Collected data entries
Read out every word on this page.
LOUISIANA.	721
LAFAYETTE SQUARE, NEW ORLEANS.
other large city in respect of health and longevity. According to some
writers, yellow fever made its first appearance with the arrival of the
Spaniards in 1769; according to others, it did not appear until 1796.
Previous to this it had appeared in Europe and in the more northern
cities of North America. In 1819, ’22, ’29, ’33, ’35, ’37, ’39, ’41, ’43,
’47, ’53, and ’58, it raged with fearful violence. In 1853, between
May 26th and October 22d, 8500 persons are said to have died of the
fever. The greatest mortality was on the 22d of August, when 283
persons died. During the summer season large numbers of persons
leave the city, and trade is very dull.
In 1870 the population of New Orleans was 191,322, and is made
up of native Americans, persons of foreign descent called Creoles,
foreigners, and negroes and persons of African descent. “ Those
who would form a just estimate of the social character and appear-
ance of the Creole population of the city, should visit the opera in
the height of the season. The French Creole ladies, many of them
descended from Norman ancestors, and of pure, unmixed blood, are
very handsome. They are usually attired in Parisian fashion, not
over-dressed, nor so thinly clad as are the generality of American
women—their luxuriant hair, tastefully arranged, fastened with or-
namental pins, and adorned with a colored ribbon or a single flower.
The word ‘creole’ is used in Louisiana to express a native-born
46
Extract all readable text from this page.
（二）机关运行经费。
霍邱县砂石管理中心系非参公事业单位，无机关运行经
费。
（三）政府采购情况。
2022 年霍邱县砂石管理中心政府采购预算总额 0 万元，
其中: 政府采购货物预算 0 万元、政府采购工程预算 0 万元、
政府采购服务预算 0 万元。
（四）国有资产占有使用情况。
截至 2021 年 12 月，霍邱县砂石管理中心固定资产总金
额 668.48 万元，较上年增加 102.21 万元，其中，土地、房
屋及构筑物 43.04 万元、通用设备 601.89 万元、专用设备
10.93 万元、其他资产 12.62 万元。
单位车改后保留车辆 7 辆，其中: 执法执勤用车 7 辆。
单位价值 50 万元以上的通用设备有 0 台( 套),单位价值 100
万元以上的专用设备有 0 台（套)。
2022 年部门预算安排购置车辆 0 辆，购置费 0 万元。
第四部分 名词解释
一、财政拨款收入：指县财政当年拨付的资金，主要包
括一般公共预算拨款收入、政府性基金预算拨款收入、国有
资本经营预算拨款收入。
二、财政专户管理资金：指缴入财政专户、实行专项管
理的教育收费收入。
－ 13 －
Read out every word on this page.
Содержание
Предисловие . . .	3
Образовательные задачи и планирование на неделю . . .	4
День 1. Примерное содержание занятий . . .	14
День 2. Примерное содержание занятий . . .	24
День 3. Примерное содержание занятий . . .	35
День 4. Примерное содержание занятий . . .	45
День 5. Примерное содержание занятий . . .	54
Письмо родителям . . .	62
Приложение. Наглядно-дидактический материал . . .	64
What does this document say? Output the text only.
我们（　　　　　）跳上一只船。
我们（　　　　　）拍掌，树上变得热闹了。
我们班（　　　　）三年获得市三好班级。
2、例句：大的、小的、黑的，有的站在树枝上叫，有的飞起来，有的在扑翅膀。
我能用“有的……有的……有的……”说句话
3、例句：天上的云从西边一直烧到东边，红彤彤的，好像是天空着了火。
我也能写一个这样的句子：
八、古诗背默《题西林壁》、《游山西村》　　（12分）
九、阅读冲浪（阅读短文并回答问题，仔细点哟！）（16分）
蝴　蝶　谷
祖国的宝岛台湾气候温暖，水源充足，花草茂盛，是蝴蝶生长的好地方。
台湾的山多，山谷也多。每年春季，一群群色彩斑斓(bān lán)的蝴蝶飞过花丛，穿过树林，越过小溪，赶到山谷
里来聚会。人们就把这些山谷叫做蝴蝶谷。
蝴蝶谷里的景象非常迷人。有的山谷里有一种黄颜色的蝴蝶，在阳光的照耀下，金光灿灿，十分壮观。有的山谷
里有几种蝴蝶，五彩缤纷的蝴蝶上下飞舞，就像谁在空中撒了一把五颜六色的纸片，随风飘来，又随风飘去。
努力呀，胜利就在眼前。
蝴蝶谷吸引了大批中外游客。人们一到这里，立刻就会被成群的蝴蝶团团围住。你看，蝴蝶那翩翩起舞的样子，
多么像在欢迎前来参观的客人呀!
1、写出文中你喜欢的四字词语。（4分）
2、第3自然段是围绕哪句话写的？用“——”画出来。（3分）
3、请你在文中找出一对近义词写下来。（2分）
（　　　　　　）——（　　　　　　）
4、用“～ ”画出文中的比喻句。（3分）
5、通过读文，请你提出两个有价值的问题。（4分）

Work required ▸
Give the lines exactly as they stand, from the line with "Extract all readable text from this page." through the end of the material.

Result of the task ▸
Extract all readable text from this page.
（二）机关运行经费。
霍邱县砂石管理中心系非参公事业单位，无机关运行经
费。
（三）政府采购情况。
2022 年霍邱县砂石管理中心政府采购预算总额 0 万元，
其中: 政府采购货物预算 0 万元、政府采购工程预算 0 万元、
政府采购服务预算 0 万元。
（四）国有资产占有使用情况。
截至 2021 年 12 月，霍邱县砂石管理中心固定资产总金
额 668.48 万元，较上年增加 102.21 万元，其中，土地、房
屋及构筑物 43.04 万元、通用设备 601.89 万元、专用设备
10.93 万元、其他资产 12.62 万元。
单位车改后保留车辆 7 辆，其中: 执法执勤用车 7 辆。
单位价值 50 万元以上的通用设备有 0 台( 套),单位价值 100
万元以上的专用设备有 0 台（套)。
2022 年部门预算安排购置车辆 0 辆，购置费 0 万元。
第四部分 名词解释
一、财政拨款收入：指县财政当年拨付的资金，主要包
括一般公共预算拨款收入、政府性基金预算拨款收入、国有
资本经营预算拨款收入。
二、财政专户管理资金：指缴入财政专户、实行专项管
理的教育收费收入。
－ 13 －
Read out every word on this page.
Содержание
Предисловие . . .	3
Образовательные задачи и планирование на неделю . . .	4
День 1. Примерное содержание занятий . . .	14
День 2. Примерное содержание занятий . . .	24
День 3. Примерное содержание занятий . . .	35
День 4. Примерное содержание занятий . . .	45
День 5. Примерное содержание занятий . . .	54
Письмо родителям . . .	62
Приложение. Наглядно-дидактический материал . . .	64
What does this document say? Output the text only.
我们（　　　　　）跳上一只船。
我们（　　　　　）拍掌，树上变得热闹了。
我们班（　　　　）三年获得市三好班级。
2、例句：大的、小的、黑的，有的站在树枝上叫，有的飞起来，有的在扑翅膀。
我能用“有的……有的……有的……”说句话
3、例句：天上的云从西边一直烧到东边，红彤彤的，好像是天空着了火。
我也能写一个这样的句子：
八、古诗背默《题西林壁》、《游山西村》　　（12分）
九、阅读冲浪（阅读短文并回答问题，仔细点哟！）（16分）
蝴　蝶　谷
祖国的宝岛台湾气候温暖，水源充足，花草茂盛，是蝴蝶生长的好地方。
台湾的山多，山谷也多。每年春季，一群群色彩斑斓(bān lán)的蝴蝶飞过花丛，穿过树林，越过小溪，赶到山谷
里来聚会。人们就把这些山谷叫做蝴蝶谷。
蝴蝶谷里的景象非常迷人。有的山谷里有一种黄颜色的蝴蝶，在阳光的照耀下，金光灿灿，十分壮观。有的山谷
里有几种蝴蝶，五彩缤纷的蝴蝶上下飞舞，就像谁在空中撒了一把五颜六色的纸片，随风飘来，又随风飘去。
努力呀，胜利就在眼前。
蝴蝶谷吸引了大批中外游客。人们一到这里，立刻就会被成群的蝴蝶团团围住。你看，蝴蝶那翩翩起舞的样子，
多么像在欢迎前来参观的客人呀!
1、写出文中你喜欢的四字词语。（4分）
2、第3自然段是围绕哪句话写的？用“——”画出来。（3分）
3、请你在文中找出一对近义词写下来。（2分）
（　　　　　　）——（　　　　　　）
4、用“～ ”画出文中的比喻句。（3分）
5、通过读文，请你提出两个有价值的问题。（4分）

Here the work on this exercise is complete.